# What the exercise asks:
Pick out the lines below that contain the string "ошибок" and copy them all.

# Given records:

** Begin **

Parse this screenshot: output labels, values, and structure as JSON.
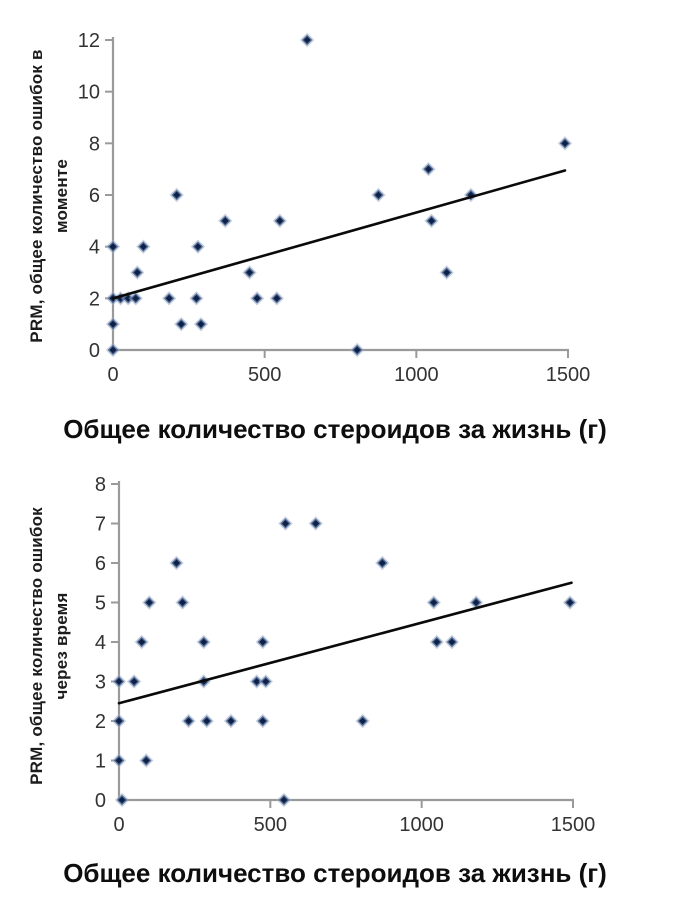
{
  "style": {
    "background": "#ffffff",
    "axis_color": "#9a9a9a",
    "tick_text_color": "#333333",
    "trend_color": "#0a0a0a",
    "marker_halo": "#9aabc8",
    "marker_mid": "#46648f",
    "marker_core": "#101f45"
  },
  "chart_data": [
    {
      "type": "scatter",
      "title": "",
      "xlabel": "Общее количество стероидов за жизнь (г)",
      "ylabel": "PRM, общее количество ошибок в моменте",
      "ylabel_lines": [
        "PRM, общее количество ошибок в",
        "моменте"
      ],
      "xlim": [
        0,
        1500
      ],
      "ylim": [
        0,
        12
      ],
      "x_ticks": [
        0,
        500,
        1000,
        1500
      ],
      "y_ticks": [
        0,
        2,
        4,
        6,
        8,
        10,
        12
      ],
      "grid": false,
      "legend": "none",
      "marker": "diamond",
      "points": [
        [
          0,
          0
        ],
        [
          805,
          0
        ],
        [
          0,
          1
        ],
        [
          225,
          1
        ],
        [
          290,
          1
        ],
        [
          0,
          2
        ],
        [
          25,
          2
        ],
        [
          50,
          2
        ],
        [
          75,
          2
        ],
        [
          185,
          2
        ],
        [
          275,
          2
        ],
        [
          475,
          2
        ],
        [
          540,
          2
        ],
        [
          80,
          3
        ],
        [
          450,
          3
        ],
        [
          1100,
          3
        ],
        [
          0,
          4
        ],
        [
          100,
          4
        ],
        [
          280,
          4
        ],
        [
          370,
          5
        ],
        [
          550,
          5
        ],
        [
          1050,
          5
        ],
        [
          210,
          6
        ],
        [
          875,
          6
        ],
        [
          1180,
          6
        ],
        [
          1040,
          7
        ],
        [
          1490,
          8
        ],
        [
          640,
          12
        ]
      ],
      "trendline": {
        "from": [
          0,
          2.0
        ],
        "to": [
          1490,
          6.95
        ]
      }
    },
    {
      "type": "scatter",
      "title": "",
      "xlabel": "Общее количество стероидов за жизнь (г)",
      "ylabel": "PRM, общее количество ошибок через время",
      "ylabel_lines": [
        "PRM, общее количество ошибок",
        "через время"
      ],
      "xlim": [
        0,
        1500
      ],
      "ylim": [
        0,
        8
      ],
      "x_ticks": [
        0,
        500,
        1000,
        1500
      ],
      "y_ticks": [
        0,
        1,
        2,
        3,
        4,
        5,
        6,
        7,
        8
      ],
      "grid": false,
      "legend": "none",
      "marker": "diamond",
      "points": [
        [
          10,
          0
        ],
        [
          545,
          0
        ],
        [
          0,
          1
        ],
        [
          90,
          1
        ],
        [
          0,
          2
        ],
        [
          230,
          2
        ],
        [
          290,
          2
        ],
        [
          370,
          2
        ],
        [
          475,
          2
        ],
        [
          805,
          2
        ],
        [
          0,
          3
        ],
        [
          50,
          3
        ],
        [
          280,
          3
        ],
        [
          455,
          3
        ],
        [
          485,
          3
        ],
        [
          75,
          4
        ],
        [
          280,
          4
        ],
        [
          475,
          4
        ],
        [
          1050,
          4
        ],
        [
          1100,
          4
        ],
        [
          100,
          5
        ],
        [
          210,
          5
        ],
        [
          1040,
          5
        ],
        [
          1180,
          5
        ],
        [
          1490,
          5
        ],
        [
          190,
          6
        ],
        [
          870,
          6
        ],
        [
          550,
          7
        ],
        [
          650,
          7
        ]
      ],
      "trendline": {
        "from": [
          0,
          2.45
        ],
        "to": [
          1495,
          5.5
        ]
      }
    }
  ]
}
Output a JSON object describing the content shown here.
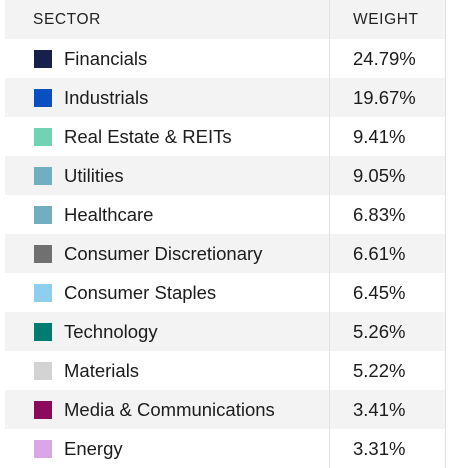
{
  "header": {
    "sector": "SECTOR",
    "weight": "WEIGHT"
  },
  "rows": [
    {
      "label": "Financials",
      "weight": "24.79%",
      "color": "#17204d"
    },
    {
      "label": "Industrials",
      "weight": "19.67%",
      "color": "#0a4fc0"
    },
    {
      "label": "Real Estate & REITs",
      "weight": "9.41%",
      "color": "#72d2b4"
    },
    {
      "label": "Utilities",
      "weight": "9.05%",
      "color": "#71afc0"
    },
    {
      "label": "Healthcare",
      "weight": "6.83%",
      "color": "#71afc0"
    },
    {
      "label": "Consumer Discretionary",
      "weight": "6.61%",
      "color": "#707070"
    },
    {
      "label": "Consumer Staples",
      "weight": "6.45%",
      "color": "#8ecff0"
    },
    {
      "label": "Technology",
      "weight": "5.26%",
      "color": "#007d6e"
    },
    {
      "label": "Materials",
      "weight": "5.22%",
      "color": "#d3d3d3"
    },
    {
      "label": "Media & Communications",
      "weight": "3.41%",
      "color": "#8c0a5c"
    },
    {
      "label": "Energy",
      "weight": "3.31%",
      "color": "#d9a6e6"
    }
  ]
}
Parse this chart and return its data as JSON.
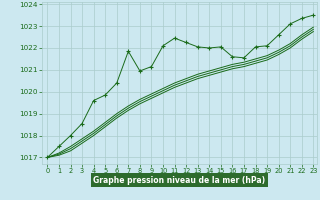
{
  "title": "Graphe pression niveau de la mer (hPa)",
  "bg_color": "#cce8f0",
  "grid_color": "#aacccc",
  "line_color": "#1a6b1a",
  "xlabel_bg": "#2d6b2d",
  "xlabel_fg": "#ffffff",
  "x_min": 0,
  "x_max": 23,
  "y_min": 1016.7,
  "y_max": 1024.1,
  "y_ticks": [
    1017,
    1018,
    1019,
    1020,
    1021,
    1022,
    1023,
    1024
  ],
  "main_line": [
    1017.0,
    1017.5,
    1018.0,
    1018.55,
    1019.6,
    1019.85,
    1020.4,
    1021.85,
    1020.95,
    1021.15,
    1022.1,
    1022.45,
    1022.25,
    1022.05,
    1022.0,
    1022.05,
    1021.6,
    1021.55,
    1022.05,
    1022.1,
    1022.6,
    1023.1,
    1023.35,
    1023.5
  ],
  "ref_line1": [
    1017.0,
    1017.2,
    1017.5,
    1017.85,
    1018.2,
    1018.6,
    1019.0,
    1019.35,
    1019.65,
    1019.9,
    1020.15,
    1020.4,
    1020.6,
    1020.8,
    1020.95,
    1021.1,
    1021.25,
    1021.35,
    1021.5,
    1021.65,
    1021.9,
    1022.2,
    1022.6,
    1022.95
  ],
  "ref_line2": [
    1017.0,
    1017.15,
    1017.4,
    1017.75,
    1018.1,
    1018.5,
    1018.9,
    1019.25,
    1019.55,
    1019.8,
    1020.05,
    1020.3,
    1020.5,
    1020.7,
    1020.85,
    1021.0,
    1021.15,
    1021.25,
    1021.4,
    1021.55,
    1021.8,
    1022.1,
    1022.5,
    1022.85
  ],
  "ref_line3": [
    1017.0,
    1017.1,
    1017.3,
    1017.65,
    1018.0,
    1018.4,
    1018.8,
    1019.15,
    1019.45,
    1019.7,
    1019.95,
    1020.2,
    1020.4,
    1020.6,
    1020.75,
    1020.9,
    1021.05,
    1021.15,
    1021.3,
    1021.45,
    1021.7,
    1022.0,
    1022.4,
    1022.75
  ]
}
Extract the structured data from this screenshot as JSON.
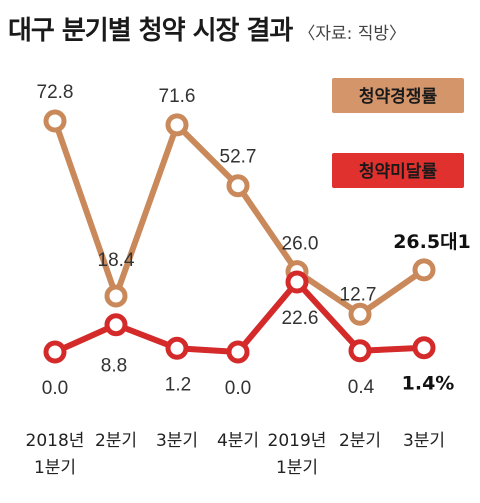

** End **

# Solution for this problem:
      "ylabel": "PRM, общее количество ошибок в моменте",
        "PRM, общее количество ошибок в",
      "ylabel": "PRM, общее количество ошибок через время",
        "PRM, общее количество ошибок",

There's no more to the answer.